» Goal: Reproduce the listing word for word, leaving every picture behind.

[A block of data]
- - - -

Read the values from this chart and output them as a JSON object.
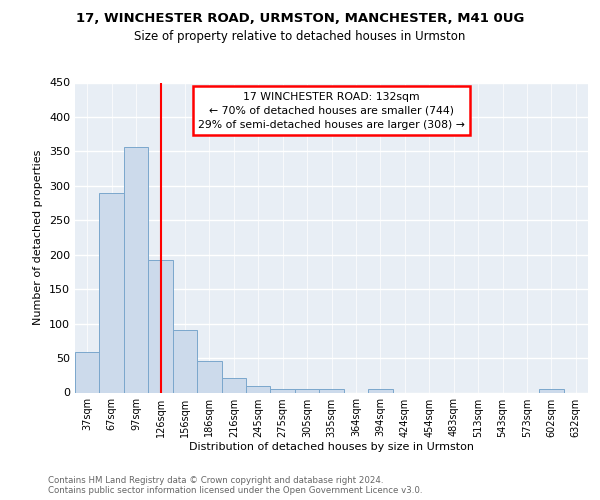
{
  "title1": "17, WINCHESTER ROAD, URMSTON, MANCHESTER, M41 0UG",
  "title2": "Size of property relative to detached houses in Urmston",
  "xlabel": "Distribution of detached houses by size in Urmston",
  "ylabel": "Number of detached properties",
  "categories": [
    "37sqm",
    "67sqm",
    "97sqm",
    "126sqm",
    "156sqm",
    "186sqm",
    "216sqm",
    "245sqm",
    "275sqm",
    "305sqm",
    "335sqm",
    "364sqm",
    "394sqm",
    "424sqm",
    "454sqm",
    "483sqm",
    "513sqm",
    "543sqm",
    "573sqm",
    "602sqm",
    "632sqm"
  ],
  "values": [
    59,
    289,
    356,
    193,
    91,
    46,
    21,
    9,
    5,
    5,
    5,
    0,
    5,
    0,
    0,
    0,
    0,
    0,
    0,
    5,
    0
  ],
  "bar_color": "#ccdaeb",
  "bar_edge_color": "#7ba7cc",
  "red_line_index": 3,
  "annotation_text": "17 WINCHESTER ROAD: 132sqm\n← 70% of detached houses are smaller (744)\n29% of semi-detached houses are larger (308) →",
  "annotation_box_color": "white",
  "annotation_box_edge_color": "red",
  "background_color": "#e8eef5",
  "grid_color": "white",
  "footnote_line1": "Contains HM Land Registry data © Crown copyright and database right 2024.",
  "footnote_line2": "Contains public sector information licensed under the Open Government Licence v3.0.",
  "ylim": [
    0,
    450
  ],
  "yticks": [
    0,
    50,
    100,
    150,
    200,
    250,
    300,
    350,
    400,
    450
  ]
}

- - - -

» Written solution:
Read the values from this chart and output them as a JSON object.
{
  "title1": "17, WINCHESTER ROAD, URMSTON, MANCHESTER, M41 0UG",
  "title2": "Size of property relative to detached houses in Urmston",
  "xlabel": "Distribution of detached houses by size in Urmston",
  "ylabel": "Number of detached properties",
  "categories": [
    "37sqm",
    "67sqm",
    "97sqm",
    "126sqm",
    "156sqm",
    "186sqm",
    "216sqm",
    "245sqm",
    "275sqm",
    "305sqm",
    "335sqm",
    "364sqm",
    "394sqm",
    "424sqm",
    "454sqm",
    "483sqm",
    "513sqm",
    "543sqm",
    "573sqm",
    "602sqm",
    "632sqm"
  ],
  "values": [
    59,
    289,
    356,
    193,
    91,
    46,
    21,
    9,
    5,
    5,
    5,
    0,
    5,
    0,
    0,
    0,
    0,
    0,
    0,
    5,
    0
  ],
  "bar_color": "#ccdaeb",
  "bar_edge_color": "#7ba7cc",
  "red_line_index": 3,
  "annotation_text": "17 WINCHESTER ROAD: 132sqm\n← 70% of detached houses are smaller (744)\n29% of semi-detached houses are larger (308) →",
  "annotation_box_color": "white",
  "annotation_box_edge_color": "red",
  "background_color": "#e8eef5",
  "grid_color": "white",
  "footnote_line1": "Contains HM Land Registry data © Crown copyright and database right 2024.",
  "footnote_line2": "Contains public sector information licensed under the Open Government Licence v3.0.",
  "ylim": [
    0,
    450
  ],
  "yticks": [
    0,
    50,
    100,
    150,
    200,
    250,
    300,
    350,
    400,
    450
  ]
}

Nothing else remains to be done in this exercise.